What is required:
Every line with the word "JSON" in it should be extracted from the data that follows.

Raw records
■ ■ ■ ■
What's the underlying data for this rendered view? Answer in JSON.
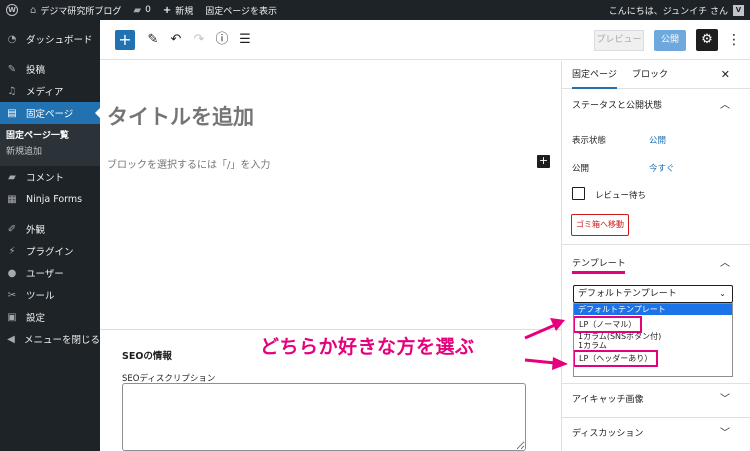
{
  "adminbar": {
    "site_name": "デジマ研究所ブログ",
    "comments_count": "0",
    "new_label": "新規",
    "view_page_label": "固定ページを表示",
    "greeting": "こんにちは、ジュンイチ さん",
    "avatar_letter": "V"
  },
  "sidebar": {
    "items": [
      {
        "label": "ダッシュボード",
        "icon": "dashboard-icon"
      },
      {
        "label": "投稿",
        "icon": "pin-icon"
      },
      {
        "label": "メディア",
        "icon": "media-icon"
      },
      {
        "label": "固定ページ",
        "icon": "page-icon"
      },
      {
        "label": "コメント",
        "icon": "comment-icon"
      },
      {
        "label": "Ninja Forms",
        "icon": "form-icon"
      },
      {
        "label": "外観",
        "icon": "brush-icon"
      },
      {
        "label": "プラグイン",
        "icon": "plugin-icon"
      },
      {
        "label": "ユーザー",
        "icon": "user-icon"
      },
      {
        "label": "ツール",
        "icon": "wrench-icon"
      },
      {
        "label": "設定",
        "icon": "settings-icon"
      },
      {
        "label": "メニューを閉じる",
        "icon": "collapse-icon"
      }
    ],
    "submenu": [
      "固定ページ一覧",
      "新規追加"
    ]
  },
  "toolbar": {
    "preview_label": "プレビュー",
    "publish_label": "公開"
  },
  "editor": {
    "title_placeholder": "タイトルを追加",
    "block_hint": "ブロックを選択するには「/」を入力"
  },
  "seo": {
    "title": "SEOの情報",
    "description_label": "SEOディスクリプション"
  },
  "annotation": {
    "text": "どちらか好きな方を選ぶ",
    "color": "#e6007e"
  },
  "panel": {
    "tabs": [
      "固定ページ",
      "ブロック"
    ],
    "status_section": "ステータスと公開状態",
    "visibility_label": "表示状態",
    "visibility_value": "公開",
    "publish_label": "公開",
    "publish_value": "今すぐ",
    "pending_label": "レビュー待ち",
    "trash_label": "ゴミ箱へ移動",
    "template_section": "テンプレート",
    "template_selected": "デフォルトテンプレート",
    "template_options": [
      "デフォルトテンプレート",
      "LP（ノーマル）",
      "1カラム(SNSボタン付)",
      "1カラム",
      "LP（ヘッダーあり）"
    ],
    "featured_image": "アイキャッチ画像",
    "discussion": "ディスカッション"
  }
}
■ ■ ■ ■
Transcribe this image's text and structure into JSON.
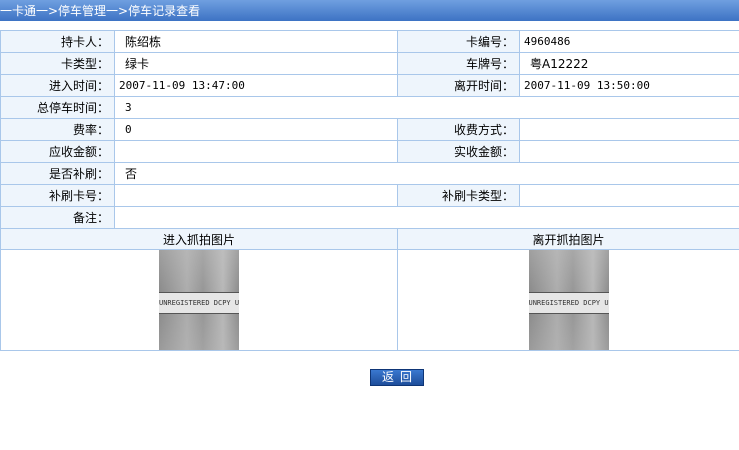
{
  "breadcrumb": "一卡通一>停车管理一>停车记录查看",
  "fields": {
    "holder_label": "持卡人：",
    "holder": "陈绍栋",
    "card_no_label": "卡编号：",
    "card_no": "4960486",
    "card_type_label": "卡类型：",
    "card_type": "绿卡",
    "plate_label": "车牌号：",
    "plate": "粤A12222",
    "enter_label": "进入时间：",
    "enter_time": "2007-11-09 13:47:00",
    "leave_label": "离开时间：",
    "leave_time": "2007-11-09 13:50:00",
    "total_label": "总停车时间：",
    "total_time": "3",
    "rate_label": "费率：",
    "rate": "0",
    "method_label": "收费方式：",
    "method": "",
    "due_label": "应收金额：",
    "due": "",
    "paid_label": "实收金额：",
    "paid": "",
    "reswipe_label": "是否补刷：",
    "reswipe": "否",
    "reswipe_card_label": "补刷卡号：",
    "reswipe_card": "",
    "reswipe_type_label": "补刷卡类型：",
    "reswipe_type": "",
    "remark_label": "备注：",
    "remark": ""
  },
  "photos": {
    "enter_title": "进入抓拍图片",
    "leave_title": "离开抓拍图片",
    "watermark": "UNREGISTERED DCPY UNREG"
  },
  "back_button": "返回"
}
■ ■ ■ ■
Answer to this exercise:
What's the underlying data for this rendered view? Answer in JSON.
Transcribe this image's text and structure into JSON.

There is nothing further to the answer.